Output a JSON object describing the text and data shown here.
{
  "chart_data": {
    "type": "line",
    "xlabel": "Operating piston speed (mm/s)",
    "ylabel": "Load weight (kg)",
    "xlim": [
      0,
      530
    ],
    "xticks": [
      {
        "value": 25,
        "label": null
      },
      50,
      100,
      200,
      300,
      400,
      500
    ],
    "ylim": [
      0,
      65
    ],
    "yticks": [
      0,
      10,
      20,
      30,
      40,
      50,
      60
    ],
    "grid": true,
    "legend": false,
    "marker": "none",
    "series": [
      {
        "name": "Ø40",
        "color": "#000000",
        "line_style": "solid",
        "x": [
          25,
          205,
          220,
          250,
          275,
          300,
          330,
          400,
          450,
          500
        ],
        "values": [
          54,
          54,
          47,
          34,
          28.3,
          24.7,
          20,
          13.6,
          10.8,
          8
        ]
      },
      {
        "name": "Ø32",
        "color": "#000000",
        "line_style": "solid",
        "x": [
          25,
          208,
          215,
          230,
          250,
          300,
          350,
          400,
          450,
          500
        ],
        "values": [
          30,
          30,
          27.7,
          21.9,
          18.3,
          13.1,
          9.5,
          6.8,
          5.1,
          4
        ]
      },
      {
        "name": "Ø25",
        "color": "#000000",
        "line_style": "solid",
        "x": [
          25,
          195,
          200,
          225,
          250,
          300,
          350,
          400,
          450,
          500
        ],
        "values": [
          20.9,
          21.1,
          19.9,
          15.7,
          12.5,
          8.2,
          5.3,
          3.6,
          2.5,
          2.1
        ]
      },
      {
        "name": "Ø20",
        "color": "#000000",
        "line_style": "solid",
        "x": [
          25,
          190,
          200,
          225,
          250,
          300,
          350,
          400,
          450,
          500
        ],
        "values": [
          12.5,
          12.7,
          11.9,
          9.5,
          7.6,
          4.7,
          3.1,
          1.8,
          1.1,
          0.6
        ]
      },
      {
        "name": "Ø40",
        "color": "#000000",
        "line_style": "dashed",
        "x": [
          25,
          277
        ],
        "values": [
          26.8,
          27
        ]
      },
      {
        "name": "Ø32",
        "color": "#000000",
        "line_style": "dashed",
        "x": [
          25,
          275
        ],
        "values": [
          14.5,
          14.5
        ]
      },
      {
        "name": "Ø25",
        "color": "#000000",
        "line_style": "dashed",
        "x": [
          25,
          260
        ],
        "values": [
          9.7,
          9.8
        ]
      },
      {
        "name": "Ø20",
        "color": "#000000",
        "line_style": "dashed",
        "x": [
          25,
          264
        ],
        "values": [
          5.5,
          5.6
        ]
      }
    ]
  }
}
◆ ◆ ◆
# What to produce
Output the lines above verbatim and in full.

# The reply
Output a JSON object describing the text and data shown here.
{
  "chart_data": {
    "type": "line",
    "xlabel": "Operating piston speed (mm/s)",
    "ylabel": "Load weight (kg)",
    "xlim": [
      0,
      530
    ],
    "xticks": [
      {
        "value": 25,
        "label": null
      },
      50,
      100,
      200,
      300,
      400,
      500
    ],
    "ylim": [
      0,
      65
    ],
    "yticks": [
      0,
      10,
      20,
      30,
      40,
      50,
      60
    ],
    "grid": true,
    "legend": false,
    "marker": "none",
    "series": [
      {
        "name": "Ø40",
        "color": "#000000",
        "line_style": "solid",
        "x": [
          25,
          205,
          220,
          250,
          275,
          300,
          330,
          400,
          450,
          500
        ],
        "values": [
          54,
          54,
          47,
          34,
          28.3,
          24.7,
          20,
          13.6,
          10.8,
          8
        ]
      },
      {
        "name": "Ø32",
        "color": "#000000",
        "line_style": "solid",
        "x": [
          25,
          208,
          215,
          230,
          250,
          300,
          350,
          400,
          450,
          500
        ],
        "values": [
          30,
          30,
          27.7,
          21.9,
          18.3,
          13.1,
          9.5,
          6.8,
          5.1,
          4
        ]
      },
      {
        "name": "Ø25",
        "color": "#000000",
        "line_style": "solid",
        "x": [
          25,
          195,
          200,
          225,
          250,
          300,
          350,
          400,
          450,
          500
        ],
        "values": [
          20.9,
          21.1,
          19.9,
          15.7,
          12.5,
          8.2,
          5.3,
          3.6,
          2.5,
          2.1
        ]
      },
      {
        "name": "Ø20",
        "color": "#000000",
        "line_style": "solid",
        "x": [
          25,
          190,
          200,
          225,
          250,
          300,
          350,
          400,
          450,
          500
        ],
        "values": [
          12.5,
          12.7,
          11.9,
          9.5,
          7.6,
          4.7,
          3.1,
          1.8,
          1.1,
          0.6
        ]
      },
      {
        "name": "Ø40",
        "color": "#000000",
        "line_style": "dashed",
        "x": [
          25,
          277
        ],
        "values": [
          26.8,
          27
        ]
      },
      {
        "name": "Ø32",
        "color": "#000000",
        "line_style": "dashed",
        "x": [
          25,
          275
        ],
        "values": [
          14.5,
          14.5
        ]
      },
      {
        "name": "Ø25",
        "color": "#000000",
        "line_style": "dashed",
        "x": [
          25,
          260
        ],
        "values": [
          9.7,
          9.8
        ]
      },
      {
        "name": "Ø20",
        "color": "#000000",
        "line_style": "dashed",
        "x": [
          25,
          264
        ],
        "values": [
          5.5,
          5.6
        ]
      }
    ]
  }
}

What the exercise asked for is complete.